Exercise instructions
Here are some records. Copy each one exactly.

Provided records
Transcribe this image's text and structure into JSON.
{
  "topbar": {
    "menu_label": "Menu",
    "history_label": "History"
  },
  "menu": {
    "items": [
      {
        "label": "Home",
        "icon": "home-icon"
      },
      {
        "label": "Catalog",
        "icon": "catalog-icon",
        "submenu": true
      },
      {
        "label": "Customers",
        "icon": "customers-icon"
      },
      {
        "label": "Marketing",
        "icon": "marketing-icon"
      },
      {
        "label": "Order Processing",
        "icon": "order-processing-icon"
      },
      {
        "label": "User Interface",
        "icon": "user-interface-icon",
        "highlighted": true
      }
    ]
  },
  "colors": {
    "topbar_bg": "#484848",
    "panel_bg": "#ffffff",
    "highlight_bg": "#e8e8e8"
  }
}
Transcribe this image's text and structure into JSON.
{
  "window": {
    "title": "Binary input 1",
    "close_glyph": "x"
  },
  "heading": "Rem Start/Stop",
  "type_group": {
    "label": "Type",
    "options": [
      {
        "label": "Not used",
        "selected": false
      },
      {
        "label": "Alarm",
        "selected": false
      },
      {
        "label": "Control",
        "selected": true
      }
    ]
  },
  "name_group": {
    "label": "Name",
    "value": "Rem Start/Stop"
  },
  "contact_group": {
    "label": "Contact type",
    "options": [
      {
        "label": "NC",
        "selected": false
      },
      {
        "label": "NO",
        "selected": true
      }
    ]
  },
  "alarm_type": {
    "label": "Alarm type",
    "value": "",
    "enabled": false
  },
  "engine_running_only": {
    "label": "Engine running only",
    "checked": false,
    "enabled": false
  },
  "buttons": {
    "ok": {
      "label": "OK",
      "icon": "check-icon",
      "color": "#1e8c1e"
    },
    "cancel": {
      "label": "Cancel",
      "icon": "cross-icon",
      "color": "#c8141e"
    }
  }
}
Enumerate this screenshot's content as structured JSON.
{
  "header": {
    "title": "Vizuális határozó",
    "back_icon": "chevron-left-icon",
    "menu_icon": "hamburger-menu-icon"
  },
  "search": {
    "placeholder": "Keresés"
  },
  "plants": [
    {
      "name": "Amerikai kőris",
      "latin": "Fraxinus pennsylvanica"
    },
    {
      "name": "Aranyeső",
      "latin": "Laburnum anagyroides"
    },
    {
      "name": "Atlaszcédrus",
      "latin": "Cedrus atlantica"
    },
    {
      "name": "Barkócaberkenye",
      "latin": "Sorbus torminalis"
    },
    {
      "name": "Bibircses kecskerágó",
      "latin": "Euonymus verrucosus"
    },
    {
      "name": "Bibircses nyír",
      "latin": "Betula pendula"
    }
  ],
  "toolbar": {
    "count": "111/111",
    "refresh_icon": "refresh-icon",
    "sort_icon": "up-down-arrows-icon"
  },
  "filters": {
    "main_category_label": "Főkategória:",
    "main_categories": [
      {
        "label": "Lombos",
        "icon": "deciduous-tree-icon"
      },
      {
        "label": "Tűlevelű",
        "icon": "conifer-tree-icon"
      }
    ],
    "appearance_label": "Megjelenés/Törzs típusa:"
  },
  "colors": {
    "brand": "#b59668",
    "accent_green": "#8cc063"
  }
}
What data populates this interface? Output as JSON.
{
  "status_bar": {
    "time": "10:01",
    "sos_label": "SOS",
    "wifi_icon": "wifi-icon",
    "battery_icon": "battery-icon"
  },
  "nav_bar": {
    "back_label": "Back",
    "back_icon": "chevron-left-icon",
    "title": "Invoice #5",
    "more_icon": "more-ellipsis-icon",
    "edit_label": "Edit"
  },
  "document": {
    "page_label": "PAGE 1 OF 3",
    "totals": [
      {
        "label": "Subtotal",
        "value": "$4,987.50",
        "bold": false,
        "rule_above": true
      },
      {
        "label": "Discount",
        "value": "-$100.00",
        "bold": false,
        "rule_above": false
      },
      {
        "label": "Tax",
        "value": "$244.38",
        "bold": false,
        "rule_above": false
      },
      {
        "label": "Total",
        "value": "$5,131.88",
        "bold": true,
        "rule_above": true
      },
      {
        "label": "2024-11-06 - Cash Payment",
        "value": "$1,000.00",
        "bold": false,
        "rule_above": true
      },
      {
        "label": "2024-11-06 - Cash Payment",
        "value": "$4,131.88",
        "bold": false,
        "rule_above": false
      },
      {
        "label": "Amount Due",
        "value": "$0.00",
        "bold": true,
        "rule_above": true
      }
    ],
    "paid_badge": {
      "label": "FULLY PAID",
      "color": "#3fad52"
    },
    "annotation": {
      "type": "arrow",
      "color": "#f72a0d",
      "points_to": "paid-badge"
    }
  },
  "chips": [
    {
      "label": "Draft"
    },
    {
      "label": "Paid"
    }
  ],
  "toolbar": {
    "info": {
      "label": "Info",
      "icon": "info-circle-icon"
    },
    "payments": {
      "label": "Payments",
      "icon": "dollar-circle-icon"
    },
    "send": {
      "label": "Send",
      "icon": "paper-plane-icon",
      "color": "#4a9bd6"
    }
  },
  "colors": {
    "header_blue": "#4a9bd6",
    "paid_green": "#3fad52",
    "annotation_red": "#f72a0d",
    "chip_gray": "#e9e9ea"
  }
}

The result
Transcribe this image's text and structure into JSON.
{
  "topbar": {
    "menu_label": "Menu",
    "history_label": "History"
  },
  "menu": {
    "items": [
      {
        "label": "Home",
        "icon": "home-icon"
      },
      {
        "label": "Catalog",
        "icon": "catalog-icon",
        "submenu": true
      },
      {
        "label": "Customers",
        "icon": "customers-icon"
      },
      {
        "label": "Marketing",
        "icon": "marketing-icon"
      },
      {
        "label": "Order Processing",
        "icon": "order-processing-icon"
      },
      {
        "label": "User Interface",
        "icon": "user-interface-icon",
        "highlighted": true
      }
    ]
  },
  "colors": {
    "topbar_bg": "#484848",
    "panel_bg": "#ffffff",
    "highlight_bg": "#e8e8e8"
  }
}
Transcribe this image's text and structure into JSON.
{
  "window": {
    "title": "Binary input 1",
    "close_glyph": "x"
  },
  "heading": "Rem Start/Stop",
  "type_group": {
    "label": "Type",
    "options": [
      {
        "label": "Not used",
        "selected": false
      },
      {
        "label": "Alarm",
        "selected": false
      },
      {
        "label": "Control",
        "selected": true
      }
    ]
  },
  "name_group": {
    "label": "Name",
    "value": "Rem Start/Stop"
  },
  "contact_group": {
    "label": "Contact type",
    "options": [
      {
        "label": "NC",
        "selected": false
      },
      {
        "label": "NO",
        "selected": true
      }
    ]
  },
  "alarm_type": {
    "label": "Alarm type",
    "value": "",
    "enabled": false
  },
  "engine_running_only": {
    "label": "Engine running only",
    "checked": false,
    "enabled": false
  },
  "buttons": {
    "ok": {
      "label": "OK",
      "icon": "check-icon",
      "color": "#1e8c1e"
    },
    "cancel": {
      "label": "Cancel",
      "icon": "cross-icon",
      "color": "#c8141e"
    }
  }
}
Enumerate this screenshot's content as structured JSON.
{
  "header": {
    "title": "Vizuális határozó",
    "back_icon": "chevron-left-icon",
    "menu_icon": "hamburger-menu-icon"
  },
  "search": {
    "placeholder": "Keresés"
  },
  "plants": [
    {
      "name": "Amerikai kőris",
      "latin": "Fraxinus pennsylvanica"
    },
    {
      "name": "Aranyeső",
      "latin": "Laburnum anagyroides"
    },
    {
      "name": "Atlaszcédrus",
      "latin": "Cedrus atlantica"
    },
    {
      "name": "Barkócaberkenye",
      "latin": "Sorbus torminalis"
    },
    {
      "name": "Bibircses kecskerágó",
      "latin": "Euonymus verrucosus"
    },
    {
      "name": "Bibircses nyír",
      "latin": "Betula pendula"
    }
  ],
  "toolbar": {
    "count": "111/111",
    "refresh_icon": "refresh-icon",
    "sort_icon": "up-down-arrows-icon"
  },
  "filters": {
    "main_category_label": "Főkategória:",
    "main_categories": [
      {
        "label": "Lombos",
        "icon": "deciduous-tree-icon"
      },
      {
        "label": "Tűlevelű",
        "icon": "conifer-tree-icon"
      }
    ],
    "appearance_label": "Megjelenés/Törzs típusa:"
  },
  "colors": {
    "brand": "#b59668",
    "accent_green": "#8cc063"
  }
}
What data populates this interface? Output as JSON.
{
  "status_bar": {
    "time": "10:01",
    "sos_label": "SOS",
    "wifi_icon": "wifi-icon",
    "battery_icon": "battery-icon"
  },
  "nav_bar": {
    "back_label": "Back",
    "back_icon": "chevron-left-icon",
    "title": "Invoice #5",
    "more_icon": "more-ellipsis-icon",
    "edit_label": "Edit"
  },
  "document": {
    "page_label": "PAGE 1 OF 3",
    "totals": [
      {
        "label": "Subtotal",
        "value": "$4,987.50",
        "bold": false,
        "rule_above": true
      },
      {
        "label": "Discount",
        "value": "-$100.00",
        "bold": false,
        "rule_above": false
      },
      {
        "label": "Tax",
        "value": "$244.38",
        "bold": false,
        "rule_above": false
      },
      {
        "label": "Total",
        "value": "$5,131.88",
        "bold": true,
        "rule_above": true
      },
      {
        "label": "2024-11-06 - Cash Payment",
        "value": "$1,000.00",
        "bold": false,
        "rule_above": true
      },
      {
        "label": "2024-11-06 - Cash Payment",
        "value": "$4,131.88",
        "bold": false,
        "rule_above": false
      },
      {
        "label": "Amount Due",
        "value": "$0.00",
        "bold": true,
        "rule_above": true
      }
    ],
    "paid_badge": {
      "label": "FULLY PAID",
      "color": "#3fad52"
    },
    "annotation": {
      "type": "arrow",
      "color": "#f72a0d",
      "points_to": "paid-badge"
    }
  },
  "chips": [
    {
      "label": "Draft"
    },
    {
      "label": "Paid"
    }
  ],
  "toolbar": {
    "info": {
      "label": "Info",
      "icon": "info-circle-icon"
    },
    "payments": {
      "label": "Payments",
      "icon": "dollar-circle-icon"
    },
    "send": {
      "label": "Send",
      "icon": "paper-plane-icon",
      "color": "#4a9bd6"
    }
  },
  "colors": {
    "header_blue": "#4a9bd6",
    "paid_green": "#3fad52",
    "annotation_red": "#f72a0d",
    "chip_gray": "#e9e9ea"
  }
}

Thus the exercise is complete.